_Set task_
In the material below, list every line carrying the string "Back".

·····

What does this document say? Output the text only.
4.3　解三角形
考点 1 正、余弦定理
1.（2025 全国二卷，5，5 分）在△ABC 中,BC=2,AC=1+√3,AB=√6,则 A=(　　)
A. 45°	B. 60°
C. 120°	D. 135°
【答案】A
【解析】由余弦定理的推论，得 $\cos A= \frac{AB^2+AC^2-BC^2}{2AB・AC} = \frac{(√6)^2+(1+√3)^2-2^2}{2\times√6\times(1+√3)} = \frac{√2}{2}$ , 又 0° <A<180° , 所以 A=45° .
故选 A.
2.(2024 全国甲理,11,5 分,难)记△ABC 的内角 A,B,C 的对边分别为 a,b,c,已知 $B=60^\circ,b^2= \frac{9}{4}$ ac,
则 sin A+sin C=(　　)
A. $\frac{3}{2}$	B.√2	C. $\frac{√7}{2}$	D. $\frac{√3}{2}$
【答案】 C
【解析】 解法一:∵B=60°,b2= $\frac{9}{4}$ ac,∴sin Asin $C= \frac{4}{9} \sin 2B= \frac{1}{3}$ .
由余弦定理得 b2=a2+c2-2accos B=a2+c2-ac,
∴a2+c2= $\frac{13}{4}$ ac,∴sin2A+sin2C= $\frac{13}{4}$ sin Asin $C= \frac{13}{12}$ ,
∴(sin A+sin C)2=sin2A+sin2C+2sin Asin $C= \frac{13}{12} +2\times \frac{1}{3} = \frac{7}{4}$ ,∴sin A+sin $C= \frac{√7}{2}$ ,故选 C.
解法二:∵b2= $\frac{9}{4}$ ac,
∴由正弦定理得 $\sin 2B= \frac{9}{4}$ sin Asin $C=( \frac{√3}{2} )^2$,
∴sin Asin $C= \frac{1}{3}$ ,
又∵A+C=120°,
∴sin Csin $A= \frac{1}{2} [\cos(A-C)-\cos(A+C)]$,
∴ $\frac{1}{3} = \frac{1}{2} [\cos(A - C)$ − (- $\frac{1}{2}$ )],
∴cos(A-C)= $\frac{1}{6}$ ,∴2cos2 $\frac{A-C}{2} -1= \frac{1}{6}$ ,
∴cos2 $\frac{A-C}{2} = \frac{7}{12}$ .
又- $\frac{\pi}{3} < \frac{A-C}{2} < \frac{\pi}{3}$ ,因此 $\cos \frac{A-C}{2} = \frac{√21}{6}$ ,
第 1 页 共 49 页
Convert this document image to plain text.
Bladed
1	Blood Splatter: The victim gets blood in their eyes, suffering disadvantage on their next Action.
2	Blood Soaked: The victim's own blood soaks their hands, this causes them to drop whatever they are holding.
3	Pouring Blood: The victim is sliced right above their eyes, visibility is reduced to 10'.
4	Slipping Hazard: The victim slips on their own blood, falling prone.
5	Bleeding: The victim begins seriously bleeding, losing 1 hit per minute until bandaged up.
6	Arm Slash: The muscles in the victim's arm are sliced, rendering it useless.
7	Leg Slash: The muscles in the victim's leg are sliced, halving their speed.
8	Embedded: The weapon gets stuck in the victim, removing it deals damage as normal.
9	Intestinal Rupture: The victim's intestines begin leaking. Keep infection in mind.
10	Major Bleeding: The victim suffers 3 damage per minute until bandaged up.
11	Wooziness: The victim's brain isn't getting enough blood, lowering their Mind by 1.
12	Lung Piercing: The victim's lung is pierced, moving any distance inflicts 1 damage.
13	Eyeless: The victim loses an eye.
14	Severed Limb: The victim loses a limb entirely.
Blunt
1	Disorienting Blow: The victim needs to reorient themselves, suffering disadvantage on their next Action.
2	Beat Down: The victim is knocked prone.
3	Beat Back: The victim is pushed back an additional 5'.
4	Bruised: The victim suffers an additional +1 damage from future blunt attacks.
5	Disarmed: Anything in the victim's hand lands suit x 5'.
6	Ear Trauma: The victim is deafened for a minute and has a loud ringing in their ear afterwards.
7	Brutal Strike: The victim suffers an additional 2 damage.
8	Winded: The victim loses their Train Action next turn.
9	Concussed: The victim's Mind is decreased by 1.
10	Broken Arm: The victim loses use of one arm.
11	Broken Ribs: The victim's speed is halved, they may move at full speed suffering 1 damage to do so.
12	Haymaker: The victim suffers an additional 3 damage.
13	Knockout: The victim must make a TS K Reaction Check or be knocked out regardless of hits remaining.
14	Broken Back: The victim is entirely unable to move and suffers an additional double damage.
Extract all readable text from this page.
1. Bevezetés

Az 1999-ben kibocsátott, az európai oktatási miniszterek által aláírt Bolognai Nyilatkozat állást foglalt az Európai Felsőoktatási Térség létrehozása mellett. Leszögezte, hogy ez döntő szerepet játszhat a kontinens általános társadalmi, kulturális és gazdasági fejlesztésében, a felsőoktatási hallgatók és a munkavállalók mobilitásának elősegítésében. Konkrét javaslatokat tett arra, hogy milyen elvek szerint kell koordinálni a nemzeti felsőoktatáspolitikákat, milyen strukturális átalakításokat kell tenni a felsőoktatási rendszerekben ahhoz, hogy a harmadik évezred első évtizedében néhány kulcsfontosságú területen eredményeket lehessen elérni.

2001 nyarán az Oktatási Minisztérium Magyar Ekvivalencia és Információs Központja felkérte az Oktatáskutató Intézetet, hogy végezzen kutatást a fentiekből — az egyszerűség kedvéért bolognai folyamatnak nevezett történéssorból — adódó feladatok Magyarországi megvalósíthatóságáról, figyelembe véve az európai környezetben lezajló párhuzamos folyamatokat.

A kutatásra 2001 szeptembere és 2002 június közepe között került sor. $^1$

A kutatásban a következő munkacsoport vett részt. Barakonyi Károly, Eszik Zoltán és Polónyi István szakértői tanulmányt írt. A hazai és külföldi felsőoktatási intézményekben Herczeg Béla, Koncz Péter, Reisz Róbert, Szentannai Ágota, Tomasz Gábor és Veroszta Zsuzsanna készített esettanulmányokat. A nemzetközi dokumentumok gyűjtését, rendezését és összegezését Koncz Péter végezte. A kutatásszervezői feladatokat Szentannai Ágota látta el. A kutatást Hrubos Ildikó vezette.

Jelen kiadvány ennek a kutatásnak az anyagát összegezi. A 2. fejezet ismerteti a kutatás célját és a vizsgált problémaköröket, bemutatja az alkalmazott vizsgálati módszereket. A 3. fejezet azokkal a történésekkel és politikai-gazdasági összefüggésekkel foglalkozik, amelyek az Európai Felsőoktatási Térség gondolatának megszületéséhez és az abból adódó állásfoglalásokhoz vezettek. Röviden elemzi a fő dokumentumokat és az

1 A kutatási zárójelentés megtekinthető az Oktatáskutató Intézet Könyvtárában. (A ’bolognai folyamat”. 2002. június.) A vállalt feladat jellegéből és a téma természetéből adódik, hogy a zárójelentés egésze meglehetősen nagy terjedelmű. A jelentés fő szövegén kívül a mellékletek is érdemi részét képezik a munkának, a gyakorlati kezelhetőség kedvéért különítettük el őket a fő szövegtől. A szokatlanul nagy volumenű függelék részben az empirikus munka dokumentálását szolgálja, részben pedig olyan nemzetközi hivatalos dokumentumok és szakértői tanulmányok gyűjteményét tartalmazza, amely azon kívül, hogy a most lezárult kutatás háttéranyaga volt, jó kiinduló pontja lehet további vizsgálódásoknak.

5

·····

_Response to the task_
3	Beat Back: The victim is pushed back an additional 5'.
14	Broken Back: The victim is entirely unable to move and suffers an additional double damage.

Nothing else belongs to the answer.